**Description of the task:**
Could you rewrite the rows below with every "x-tick-label" changed to "x-axis-label" and nothing else altered, leaving the pictures out of your answer?

**Exercise materials:**
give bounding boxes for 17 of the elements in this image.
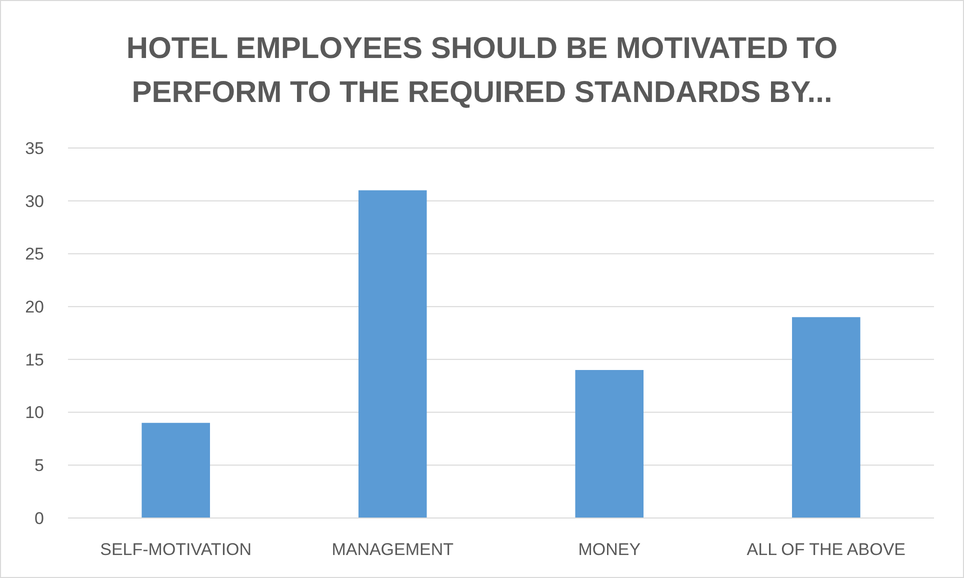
- x-tick-label: SELF-MOTIVATION: [100, 540, 252, 559]
- y-tick-label: 30: [25, 192, 44, 211]
- bar: [575, 370, 644, 518]
- x-tick-label: ALL OF THE ABOVE: [746, 540, 906, 559]
- y-tick-label: 35: [25, 138, 44, 158]
- x-tick-label: MANAGEMENT: [332, 540, 454, 559]
- bar: [142, 422, 210, 518]
- chart-title: HOTEL EMPLOYEES SHOULD BE MOTIVATED TO PERFORM TO THE REQUIRED STANDARDS BY...: [126, 32, 838, 109]
- y-tick-label: 20: [25, 298, 44, 317]
- x-tick-label: MONEY: [578, 540, 641, 559]
- y-tick-label: 15: [25, 350, 44, 370]
- y-tick-label: 10: [25, 403, 44, 422]
- bar: [358, 190, 427, 518]
- y-tick-label: 25: [25, 244, 44, 264]
- y-tick-label: 0: [34, 508, 44, 528]
- y-tick-label: 5: [34, 456, 44, 476]
- bar: [792, 317, 860, 518]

**Exercise answer:**
give bounding boxes for 17 of the elements in this image.
- x-axis-label: SELF-MOTIVATION: [100, 540, 252, 559]
- y-tick-label: 30: [25, 192, 44, 211]
- bar: [575, 370, 644, 518]
- x-axis-label: ALL OF THE ABOVE: [746, 540, 906, 559]
- y-tick-label: 35: [25, 138, 44, 158]
- x-axis-label: MANAGEMENT: [332, 540, 454, 559]
- bar: [142, 422, 210, 518]
- chart-title: HOTEL EMPLOYEES SHOULD BE MOTIVATED TO PERFORM TO THE REQUIRED STANDARDS BY...: [126, 32, 838, 109]
- y-tick-label: 20: [25, 298, 44, 317]
- x-axis-label: MONEY: [578, 540, 641, 559]
- y-tick-label: 15: [25, 350, 44, 370]
- y-tick-label: 10: [25, 403, 44, 422]
- bar: [358, 190, 427, 518]
- y-tick-label: 25: [25, 244, 44, 264]
- y-tick-label: 0: [34, 508, 44, 528]
- y-tick-label: 5: [34, 456, 44, 476]
- bar: [792, 317, 860, 518]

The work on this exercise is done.